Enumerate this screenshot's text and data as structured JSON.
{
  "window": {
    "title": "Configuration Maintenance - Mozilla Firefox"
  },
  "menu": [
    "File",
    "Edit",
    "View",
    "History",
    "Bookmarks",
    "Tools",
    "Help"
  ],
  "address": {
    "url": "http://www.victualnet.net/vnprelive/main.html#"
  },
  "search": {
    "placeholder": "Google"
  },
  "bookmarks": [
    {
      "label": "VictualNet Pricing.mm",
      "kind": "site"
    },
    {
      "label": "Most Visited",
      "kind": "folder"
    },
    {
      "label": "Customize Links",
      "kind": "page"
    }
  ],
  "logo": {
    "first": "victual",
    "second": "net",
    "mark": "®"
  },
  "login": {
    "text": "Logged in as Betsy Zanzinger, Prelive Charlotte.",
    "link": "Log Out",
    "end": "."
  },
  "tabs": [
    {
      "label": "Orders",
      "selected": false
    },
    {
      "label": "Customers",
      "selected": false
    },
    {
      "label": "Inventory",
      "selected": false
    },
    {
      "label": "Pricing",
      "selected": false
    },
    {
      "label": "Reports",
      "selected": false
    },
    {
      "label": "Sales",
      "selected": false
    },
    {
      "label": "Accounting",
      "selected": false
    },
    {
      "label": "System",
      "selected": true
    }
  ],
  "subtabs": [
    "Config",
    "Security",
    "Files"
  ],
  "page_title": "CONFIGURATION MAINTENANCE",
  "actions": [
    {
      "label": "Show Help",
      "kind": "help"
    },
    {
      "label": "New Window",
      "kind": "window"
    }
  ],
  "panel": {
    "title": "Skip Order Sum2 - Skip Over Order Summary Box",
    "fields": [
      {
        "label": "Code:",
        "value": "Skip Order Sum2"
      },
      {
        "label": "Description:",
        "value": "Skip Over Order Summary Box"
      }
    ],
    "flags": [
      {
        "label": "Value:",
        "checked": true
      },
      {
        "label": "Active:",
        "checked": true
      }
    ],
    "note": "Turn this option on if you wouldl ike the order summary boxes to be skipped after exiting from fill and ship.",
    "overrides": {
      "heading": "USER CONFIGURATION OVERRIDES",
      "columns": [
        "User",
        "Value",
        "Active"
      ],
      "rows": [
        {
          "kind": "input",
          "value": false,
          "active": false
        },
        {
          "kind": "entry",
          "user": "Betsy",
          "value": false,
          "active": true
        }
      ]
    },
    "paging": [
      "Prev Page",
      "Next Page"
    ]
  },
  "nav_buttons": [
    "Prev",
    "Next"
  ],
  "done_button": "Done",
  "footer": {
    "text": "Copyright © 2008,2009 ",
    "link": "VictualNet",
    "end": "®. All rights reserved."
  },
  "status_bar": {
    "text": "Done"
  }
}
=====
What the exercise asks - Print all the data exactly.

Solution below -
Enumerate this screenshot's text and data as structured JSON.
{
  "window": {
    "title": "Configuration Maintenance - Mozilla Firefox"
  },
  "menu": [
    "File",
    "Edit",
    "View",
    "History",
    "Bookmarks",
    "Tools",
    "Help"
  ],
  "address": {
    "url": "http://www.victualnet.net/vnprelive/main.html#"
  },
  "search": {
    "placeholder": "Google"
  },
  "bookmarks": [
    {
      "label": "VictualNet Pricing.mm",
      "kind": "site"
    },
    {
      "label": "Most Visited",
      "kind": "folder"
    },
    {
      "label": "Customize Links",
      "kind": "page"
    }
  ],
  "logo": {
    "first": "victual",
    "second": "net",
    "mark": "®"
  },
  "login": {
    "text": "Logged in as Betsy Zanzinger, Prelive Charlotte.",
    "link": "Log Out",
    "end": "."
  },
  "tabs": [
    {
      "label": "Orders",
      "selected": false
    },
    {
      "label": "Customers",
      "selected": false
    },
    {
      "label": "Inventory",
      "selected": false
    },
    {
      "label": "Pricing",
      "selected": false
    },
    {
      "label": "Reports",
      "selected": false
    },
    {
      "label": "Sales",
      "selected": false
    },
    {
      "label": "Accounting",
      "selected": false
    },
    {
      "label": "System",
      "selected": true
    }
  ],
  "subtabs": [
    "Config",
    "Security",
    "Files"
  ],
  "page_title": "CONFIGURATION MAINTENANCE",
  "actions": [
    {
      "label": "Show Help",
      "kind": "help"
    },
    {
      "label": "New Window",
      "kind": "window"
    }
  ],
  "panel": {
    "title": "Skip Order Sum2 - Skip Over Order Summary Box",
    "fields": [
      {
        "label": "Code:",
        "value": "Skip Order Sum2"
      },
      {
        "label": "Description:",
        "value": "Skip Over Order Summary Box"
      }
    ],
    "flags": [
      {
        "label": "Value:",
        "checked": true
      },
      {
        "label": "Active:",
        "checked": true
      }
    ],
    "note": "Turn this option on if you wouldl ike the order summary boxes to be skipped after exiting from fill and ship.",
    "overrides": {
      "heading": "USER CONFIGURATION OVERRIDES",
      "columns": [
        "User",
        "Value",
        "Active"
      ],
      "rows": [
        {
          "kind": "input",
          "value": false,
          "active": false
        },
        {
          "kind": "entry",
          "user": "Betsy",
          "value": false,
          "active": true
        }
      ]
    },
    "paging": [
      "Prev Page",
      "Next Page"
    ]
  },
  "nav_buttons": [
    "Prev",
    "Next"
  ],
  "done_button": "Done",
  "footer": {
    "text": "Copyright © 2008,2009 ",
    "link": "VictualNet",
    "end": "®. All rights reserved."
  },
  "status_bar": {
    "text": "Done"
  }
}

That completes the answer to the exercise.